▼

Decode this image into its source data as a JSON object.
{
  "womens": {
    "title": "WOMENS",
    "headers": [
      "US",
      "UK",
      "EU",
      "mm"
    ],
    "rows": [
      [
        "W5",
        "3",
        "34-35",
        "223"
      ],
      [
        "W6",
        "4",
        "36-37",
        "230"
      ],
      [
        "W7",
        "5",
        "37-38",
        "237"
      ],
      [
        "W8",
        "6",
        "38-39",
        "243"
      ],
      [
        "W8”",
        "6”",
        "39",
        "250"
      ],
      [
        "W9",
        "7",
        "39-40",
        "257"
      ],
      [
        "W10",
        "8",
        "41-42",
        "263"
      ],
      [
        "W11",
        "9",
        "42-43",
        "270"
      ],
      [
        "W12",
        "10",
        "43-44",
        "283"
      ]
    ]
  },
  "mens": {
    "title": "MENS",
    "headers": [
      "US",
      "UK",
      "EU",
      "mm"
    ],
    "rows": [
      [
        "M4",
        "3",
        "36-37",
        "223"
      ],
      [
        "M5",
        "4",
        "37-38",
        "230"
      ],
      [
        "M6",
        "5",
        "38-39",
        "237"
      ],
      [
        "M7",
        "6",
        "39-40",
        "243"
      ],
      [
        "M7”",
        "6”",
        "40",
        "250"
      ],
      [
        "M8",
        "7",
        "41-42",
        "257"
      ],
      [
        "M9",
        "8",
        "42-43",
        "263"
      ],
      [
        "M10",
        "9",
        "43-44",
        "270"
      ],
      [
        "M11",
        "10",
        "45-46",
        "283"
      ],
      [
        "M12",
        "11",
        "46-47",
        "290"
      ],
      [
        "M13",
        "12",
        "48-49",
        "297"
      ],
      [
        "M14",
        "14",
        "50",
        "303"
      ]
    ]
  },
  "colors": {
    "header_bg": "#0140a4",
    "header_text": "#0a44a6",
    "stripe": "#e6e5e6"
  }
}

▲

The task ::
Extract the listing in its entirety and repeat it exactly.

Result of the exercise ::
Decode this image into its source data as a JSON object.
{
  "womens": {
    "title": "WOMENS",
    "headers": [
      "US",
      "UK",
      "EU",
      "mm"
    ],
    "rows": [
      [
        "W5",
        "3",
        "34-35",
        "223"
      ],
      [
        "W6",
        "4",
        "36-37",
        "230"
      ],
      [
        "W7",
        "5",
        "37-38",
        "237"
      ],
      [
        "W8",
        "6",
        "38-39",
        "243"
      ],
      [
        "W8”",
        "6”",
        "39",
        "250"
      ],
      [
        "W9",
        "7",
        "39-40",
        "257"
      ],
      [
        "W10",
        "8",
        "41-42",
        "263"
      ],
      [
        "W11",
        "9",
        "42-43",
        "270"
      ],
      [
        "W12",
        "10",
        "43-44",
        "283"
      ]
    ]
  },
  "mens": {
    "title": "MENS",
    "headers": [
      "US",
      "UK",
      "EU",
      "mm"
    ],
    "rows": [
      [
        "M4",
        "3",
        "36-37",
        "223"
      ],
      [
        "M5",
        "4",
        "37-38",
        "230"
      ],
      [
        "M6",
        "5",
        "38-39",
        "237"
      ],
      [
        "M7",
        "6",
        "39-40",
        "243"
      ],
      [
        "M7”",
        "6”",
        "40",
        "250"
      ],
      [
        "M8",
        "7",
        "41-42",
        "257"
      ],
      [
        "M9",
        "8",
        "42-43",
        "263"
      ],
      [
        "M10",
        "9",
        "43-44",
        "270"
      ],
      [
        "M11",
        "10",
        "45-46",
        "283"
      ],
      [
        "M12",
        "11",
        "46-47",
        "290"
      ],
      [
        "M13",
        "12",
        "48-49",
        "297"
      ],
      [
        "M14",
        "14",
        "50",
        "303"
      ]
    ]
  },
  "colors": {
    "header_bg": "#0140a4",
    "header_text": "#0a44a6",
    "stripe": "#e6e5e6"
  }
}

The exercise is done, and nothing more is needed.